**Quoted text**
....................
Batch Processing Feature
Overview
The goal is to add support for efficient batch processing of inputs to the MLX-VLM library. This will allow users to process multiple images and text prompts simultaneously to generate corresponding outputs in a single batch, improving performance.
Use cases:
- Generating captions for a large dataset of images.
- Localizing objects or regions in a batch of images based on textual descriptions.
- Classifying a large number of images into predefined categories, considering accompanying text information.
- Answering questions based on a batch of images (single and multiple question prompts).
- Video processing.
Note: Tag @Blaizzy for code reviews and questions.
Requirements
Support batched inputs:
- Accept a batch of images as input, provided as a list or array of image objects.
- Accept a batch of text prompts as input, provided as a list or array of strings.
- Accept a single text prompt as input, provided as a string.
Perform batch processing:
- Process the batch of images and text prompts simultaneously (async) using the MLX-VLM model.
- Utilize parallel processing or GPU acceleration to optimize batch processing performance.
- Ensure that the processing of one input in the batch does not affect the processing of other inputs.
Generate batched outputs:
- Return the generated outputs for each input in the batch.
- Maintain the order of the outputs corresponding to the order of the inputs.
- Support different output formats such as text, embeddings, or visual representations based on the specific task.
Error handling:
- Handle errors gracefully during batch processing.
- Provide informative error messages for invalid inputs or processing failures.
- Continue processing the remaining inputs in the batch if an error occurs for a specific input.
API design:
- Provide a clear and intuitive API for users to perform batch processing.
- Allow users to specify the maximum batch size supported by their system.
- Provide options to control the batch processing behavior, such as enabling/disabling parallel processing.
Documentation and examples:
- Update the library documentation to include information about the batch processing feature.
....................
**Dataset extract**

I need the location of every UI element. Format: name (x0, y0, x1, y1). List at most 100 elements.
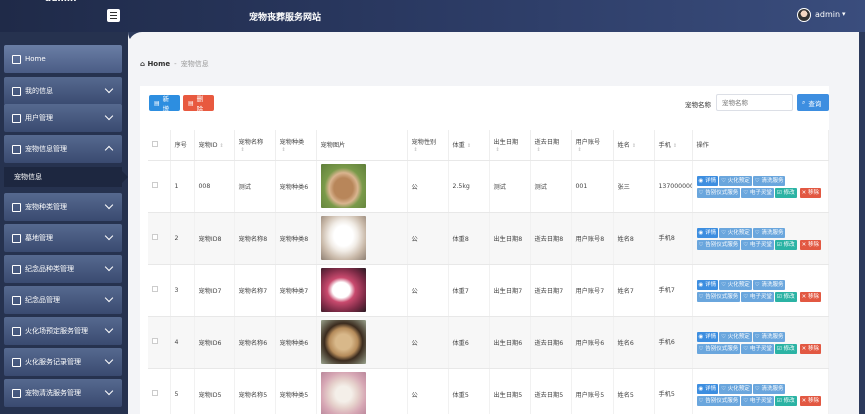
....................
**Short exercise 1**
In the batch processing feature description, what should happen when an error occurs for one specific input in a batch?
**Short exercise 2**
Continue the batch processing feature description from its last line.

**Final result 1**
Processing should continue for the remaining inputs in the batch.

**Final result 2**
- Provide code examples demonstrating how to use the batch processing API effectively.
- Include performance benchmarks and guidelines for optimal batch sizes based on system resources.
Implementation
- Modify the existing input handling logic to accept batches of images and text prompts.
- Implement batch processing functionality using parallel processing techniques or GPU acceleration libraries.
- Optimize memory usage and performance for efficient batch processing.
- Update the output generation logic to handle batched outputs and maintain the correct order.
- Implement error handling mechanisms to gracefully handle and report errors during batch processing.
- Design and expose a user-friendly API for performing batch processing.
- Write unit tests to verify the correctness and performance of the batch processing implementation.
- Update the library documentation and provide code examples for using the batch processing feature.
Testing
- Prepare a comprehensive test suite to validate the batch processing functionality.
- Test with different batch sizes and input variations to ensure robustness.
- Verify that the generated outputs match the expected results for each input in the batch.
- Measure the performance improvement gained by batch processing compared to individual processing.
- Conduct error handling tests to ensure graceful handling of invalid inputs and processing failures.
Delivery
- Integrate the batch processing feature into the existing MLX-VLM library codebase.
- Ensure backward compatibility with previous versions of the library.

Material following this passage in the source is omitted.